■ **Exercise instructions**
Could you convert the material, from its first line through the line with "tab-audit-trail[interactable]: Audit Trail", into a numbered list, leaving out any blank lines?

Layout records
******

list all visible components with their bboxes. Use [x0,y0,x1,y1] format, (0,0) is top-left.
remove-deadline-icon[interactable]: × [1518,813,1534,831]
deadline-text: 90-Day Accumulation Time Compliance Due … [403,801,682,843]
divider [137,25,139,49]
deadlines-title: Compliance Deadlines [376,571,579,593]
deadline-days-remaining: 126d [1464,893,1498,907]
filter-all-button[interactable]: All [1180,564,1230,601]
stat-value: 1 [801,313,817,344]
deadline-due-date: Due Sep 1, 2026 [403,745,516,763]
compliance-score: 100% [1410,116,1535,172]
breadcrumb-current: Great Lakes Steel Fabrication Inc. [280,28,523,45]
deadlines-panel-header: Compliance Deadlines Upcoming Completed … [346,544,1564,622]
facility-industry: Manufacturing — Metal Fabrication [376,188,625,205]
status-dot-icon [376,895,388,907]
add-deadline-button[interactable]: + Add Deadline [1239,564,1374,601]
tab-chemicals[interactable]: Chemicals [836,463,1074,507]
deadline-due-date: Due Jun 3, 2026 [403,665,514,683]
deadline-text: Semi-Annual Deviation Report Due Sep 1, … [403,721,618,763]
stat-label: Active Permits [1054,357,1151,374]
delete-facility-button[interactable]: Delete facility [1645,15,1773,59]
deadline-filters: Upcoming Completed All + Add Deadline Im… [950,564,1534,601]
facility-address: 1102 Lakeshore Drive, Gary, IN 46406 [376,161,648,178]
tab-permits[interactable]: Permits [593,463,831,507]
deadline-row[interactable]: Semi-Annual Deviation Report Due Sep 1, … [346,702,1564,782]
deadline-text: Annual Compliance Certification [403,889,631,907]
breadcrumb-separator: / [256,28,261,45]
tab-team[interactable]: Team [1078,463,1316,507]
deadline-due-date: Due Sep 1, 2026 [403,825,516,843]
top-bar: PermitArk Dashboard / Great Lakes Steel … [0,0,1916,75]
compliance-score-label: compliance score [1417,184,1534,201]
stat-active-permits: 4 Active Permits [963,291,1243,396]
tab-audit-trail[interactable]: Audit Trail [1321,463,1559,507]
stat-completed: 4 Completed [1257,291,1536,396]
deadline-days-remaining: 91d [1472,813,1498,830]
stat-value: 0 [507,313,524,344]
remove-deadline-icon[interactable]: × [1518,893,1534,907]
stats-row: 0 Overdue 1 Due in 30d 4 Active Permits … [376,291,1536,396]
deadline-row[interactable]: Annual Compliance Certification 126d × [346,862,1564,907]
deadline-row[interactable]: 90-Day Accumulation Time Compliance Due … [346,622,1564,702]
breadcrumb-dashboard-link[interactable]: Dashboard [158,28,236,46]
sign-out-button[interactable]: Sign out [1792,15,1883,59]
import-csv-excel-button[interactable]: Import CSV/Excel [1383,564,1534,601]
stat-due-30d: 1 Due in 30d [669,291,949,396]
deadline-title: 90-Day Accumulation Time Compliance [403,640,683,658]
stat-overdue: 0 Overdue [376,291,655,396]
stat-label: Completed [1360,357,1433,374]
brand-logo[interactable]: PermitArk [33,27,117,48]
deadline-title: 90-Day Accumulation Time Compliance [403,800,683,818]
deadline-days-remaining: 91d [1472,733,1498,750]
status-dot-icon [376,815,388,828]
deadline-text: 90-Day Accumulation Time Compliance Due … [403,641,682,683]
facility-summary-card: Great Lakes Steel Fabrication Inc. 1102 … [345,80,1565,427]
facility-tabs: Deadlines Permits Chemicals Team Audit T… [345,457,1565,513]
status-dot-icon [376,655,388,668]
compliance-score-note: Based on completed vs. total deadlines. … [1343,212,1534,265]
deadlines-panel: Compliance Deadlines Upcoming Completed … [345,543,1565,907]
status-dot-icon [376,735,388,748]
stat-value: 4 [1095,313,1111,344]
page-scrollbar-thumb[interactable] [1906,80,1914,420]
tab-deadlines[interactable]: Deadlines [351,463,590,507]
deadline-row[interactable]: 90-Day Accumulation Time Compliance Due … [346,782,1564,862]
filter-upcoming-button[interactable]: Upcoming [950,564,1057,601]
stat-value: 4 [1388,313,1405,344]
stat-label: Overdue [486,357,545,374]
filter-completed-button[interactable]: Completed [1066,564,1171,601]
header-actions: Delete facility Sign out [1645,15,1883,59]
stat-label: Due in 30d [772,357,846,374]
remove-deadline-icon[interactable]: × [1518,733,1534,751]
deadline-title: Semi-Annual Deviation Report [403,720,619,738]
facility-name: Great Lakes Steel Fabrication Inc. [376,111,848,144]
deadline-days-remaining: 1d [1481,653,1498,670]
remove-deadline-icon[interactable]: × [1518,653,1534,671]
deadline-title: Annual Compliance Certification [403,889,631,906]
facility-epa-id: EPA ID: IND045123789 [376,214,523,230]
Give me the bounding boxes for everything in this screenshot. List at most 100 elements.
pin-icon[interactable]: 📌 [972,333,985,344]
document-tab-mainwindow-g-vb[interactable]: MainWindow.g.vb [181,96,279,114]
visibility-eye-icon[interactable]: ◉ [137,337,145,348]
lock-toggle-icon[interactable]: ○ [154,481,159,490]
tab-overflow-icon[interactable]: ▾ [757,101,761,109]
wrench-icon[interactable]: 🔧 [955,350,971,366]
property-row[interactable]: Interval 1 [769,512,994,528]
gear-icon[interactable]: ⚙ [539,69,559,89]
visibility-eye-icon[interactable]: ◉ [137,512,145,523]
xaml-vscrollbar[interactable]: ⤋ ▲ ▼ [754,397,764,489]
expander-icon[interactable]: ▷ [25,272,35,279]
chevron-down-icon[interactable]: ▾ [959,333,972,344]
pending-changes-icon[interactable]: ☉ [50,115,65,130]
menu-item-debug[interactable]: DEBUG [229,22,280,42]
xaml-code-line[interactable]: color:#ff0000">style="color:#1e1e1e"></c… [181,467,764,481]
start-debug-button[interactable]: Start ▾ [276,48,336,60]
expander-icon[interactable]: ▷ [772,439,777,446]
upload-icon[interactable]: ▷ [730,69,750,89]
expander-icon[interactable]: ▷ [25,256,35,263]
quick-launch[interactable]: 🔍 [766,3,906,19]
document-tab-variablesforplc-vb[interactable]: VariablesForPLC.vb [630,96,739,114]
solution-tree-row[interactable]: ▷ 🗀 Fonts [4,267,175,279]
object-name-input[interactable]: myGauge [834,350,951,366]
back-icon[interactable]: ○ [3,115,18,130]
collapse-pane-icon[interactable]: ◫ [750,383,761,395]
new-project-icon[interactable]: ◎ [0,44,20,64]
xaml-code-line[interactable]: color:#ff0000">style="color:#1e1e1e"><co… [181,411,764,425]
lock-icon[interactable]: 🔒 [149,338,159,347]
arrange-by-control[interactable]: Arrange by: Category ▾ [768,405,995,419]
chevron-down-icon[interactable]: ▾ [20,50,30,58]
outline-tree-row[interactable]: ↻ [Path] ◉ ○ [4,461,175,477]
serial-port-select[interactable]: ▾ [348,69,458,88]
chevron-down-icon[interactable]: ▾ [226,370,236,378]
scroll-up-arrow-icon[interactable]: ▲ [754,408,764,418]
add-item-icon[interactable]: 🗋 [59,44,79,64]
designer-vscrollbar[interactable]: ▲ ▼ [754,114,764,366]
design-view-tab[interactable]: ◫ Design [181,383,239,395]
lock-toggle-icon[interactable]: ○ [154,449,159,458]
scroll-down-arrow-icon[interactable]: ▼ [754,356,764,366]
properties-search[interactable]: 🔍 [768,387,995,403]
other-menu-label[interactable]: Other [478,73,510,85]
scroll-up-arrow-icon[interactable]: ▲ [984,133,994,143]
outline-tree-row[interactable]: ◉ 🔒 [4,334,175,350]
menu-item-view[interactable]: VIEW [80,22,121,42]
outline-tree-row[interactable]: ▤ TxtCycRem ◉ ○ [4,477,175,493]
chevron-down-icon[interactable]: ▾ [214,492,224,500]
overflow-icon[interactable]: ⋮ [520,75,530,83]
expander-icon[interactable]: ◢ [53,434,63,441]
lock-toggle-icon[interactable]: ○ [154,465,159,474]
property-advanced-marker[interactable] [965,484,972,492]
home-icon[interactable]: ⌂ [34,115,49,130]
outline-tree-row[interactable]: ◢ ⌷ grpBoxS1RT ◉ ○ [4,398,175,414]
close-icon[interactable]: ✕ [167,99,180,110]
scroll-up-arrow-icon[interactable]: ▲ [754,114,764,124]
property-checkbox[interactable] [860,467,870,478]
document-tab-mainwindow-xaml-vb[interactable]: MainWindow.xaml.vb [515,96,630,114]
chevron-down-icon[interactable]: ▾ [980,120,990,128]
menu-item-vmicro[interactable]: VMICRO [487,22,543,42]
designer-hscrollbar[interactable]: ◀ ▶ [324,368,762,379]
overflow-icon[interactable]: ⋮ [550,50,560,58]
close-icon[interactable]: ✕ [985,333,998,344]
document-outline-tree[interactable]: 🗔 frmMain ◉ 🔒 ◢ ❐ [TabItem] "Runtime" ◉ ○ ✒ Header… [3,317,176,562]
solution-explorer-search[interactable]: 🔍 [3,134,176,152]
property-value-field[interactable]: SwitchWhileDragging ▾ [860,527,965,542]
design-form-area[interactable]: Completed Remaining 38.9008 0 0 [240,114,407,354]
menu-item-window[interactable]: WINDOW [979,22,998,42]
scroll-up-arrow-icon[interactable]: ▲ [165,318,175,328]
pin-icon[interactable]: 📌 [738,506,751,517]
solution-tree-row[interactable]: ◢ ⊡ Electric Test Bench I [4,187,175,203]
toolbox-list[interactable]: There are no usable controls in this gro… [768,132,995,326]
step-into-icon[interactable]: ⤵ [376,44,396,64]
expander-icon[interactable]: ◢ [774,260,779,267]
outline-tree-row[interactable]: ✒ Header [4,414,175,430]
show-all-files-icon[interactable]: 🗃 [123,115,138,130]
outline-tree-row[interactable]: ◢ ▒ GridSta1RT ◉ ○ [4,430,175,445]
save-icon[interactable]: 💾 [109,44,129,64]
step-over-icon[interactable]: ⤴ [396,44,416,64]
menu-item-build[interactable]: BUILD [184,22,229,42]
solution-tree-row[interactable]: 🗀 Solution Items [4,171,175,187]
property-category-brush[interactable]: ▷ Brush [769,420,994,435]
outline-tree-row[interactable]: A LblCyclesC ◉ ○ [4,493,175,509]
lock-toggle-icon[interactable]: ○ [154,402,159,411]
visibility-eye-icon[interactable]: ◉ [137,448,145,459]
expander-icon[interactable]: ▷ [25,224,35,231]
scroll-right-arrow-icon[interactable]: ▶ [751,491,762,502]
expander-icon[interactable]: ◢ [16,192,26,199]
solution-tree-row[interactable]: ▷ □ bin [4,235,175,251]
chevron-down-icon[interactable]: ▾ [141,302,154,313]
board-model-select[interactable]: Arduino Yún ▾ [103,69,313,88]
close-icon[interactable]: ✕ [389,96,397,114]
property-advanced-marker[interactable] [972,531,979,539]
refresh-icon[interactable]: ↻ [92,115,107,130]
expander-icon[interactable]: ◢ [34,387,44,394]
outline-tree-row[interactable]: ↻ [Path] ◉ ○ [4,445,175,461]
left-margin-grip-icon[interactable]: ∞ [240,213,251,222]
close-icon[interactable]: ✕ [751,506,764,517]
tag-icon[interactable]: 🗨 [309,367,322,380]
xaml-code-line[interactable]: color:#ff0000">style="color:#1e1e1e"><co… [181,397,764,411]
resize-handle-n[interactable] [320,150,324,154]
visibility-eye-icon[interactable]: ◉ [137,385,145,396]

******

■ **Response**
1. list all visible components with their bboxes. Use [x0,y0,x1,y1] format, (0,0) is top-left.
2. remove-deadline-icon[interactable]: × [1518,813,1534,831]
3. deadline-text: 90-Day Accumulation Time Compliance Due … [403,801,682,843]
4. divider [137,25,139,49]
5. deadlines-title: Compliance Deadlines [376,571,579,593]
6. deadline-days-remaining: 126d [1464,893,1498,907]
7. filter-all-button[interactable]: All [1180,564,1230,601]
8. stat-value: 1 [801,313,817,344]
9. deadline-due-date: Due Sep 1, 2026 [403,745,516,763]
10. compliance-score: 100% [1410,116,1535,172]
11. breadcrumb-current: Great Lakes Steel Fabrication Inc. [280,28,523,45]
12. deadlines-panel-header: Compliance Deadlines Upcoming Completed … [346,544,1564,622]
13. facility-industry: Manufacturing — Metal Fabrication [376,188,625,205]
14. status-dot-icon [376,895,388,907]
15. add-deadline-button[interactable]: + Add Deadline [1239,564,1374,601]
16. tab-chemicals[interactable]: Chemicals [836,463,1074,507]
17. deadline-due-date: Due Jun 3, 2026 [403,665,514,683]
18. deadline-text: Semi-Annual Deviation Report Due Sep 1, … [403,721,618,763]
19. stat-label: Active Permits [1054,357,1151,374]
20. delete-facility-button[interactable]: Delete facility [1645,15,1773,59]
21. deadline-filters: Upcoming Completed All + Add Deadline Im… [950,564,1534,601]
22. facility-address: 1102 Lakeshore Drive, Gary, IN 46406 [376,161,648,178]
23. tab-permits[interactable]: Permits [593,463,831,507]
24. deadline-row[interactable]: Semi-Annual Deviation Report Due Sep 1, … [346,702,1564,782]
25. deadline-text: Annual Compliance Certification [403,889,631,907]
26. breadcrumb-separator: / [256,28,261,45]
27. tab-team[interactable]: Team [1078,463,1316,507]
28. deadline-due-date: Due Sep 1, 2026 [403,825,516,843]
29. top-bar: PermitArk Dashboard / Great Lakes Steel … [0,0,1916,75]
30. compliance-score-label: compliance score [1417,184,1534,201]
31. stat-active-permits: 4 Active Permits [963,291,1243,396]
32. tab-audit-trail[interactable]: Audit Trail [1321,463,1559,507]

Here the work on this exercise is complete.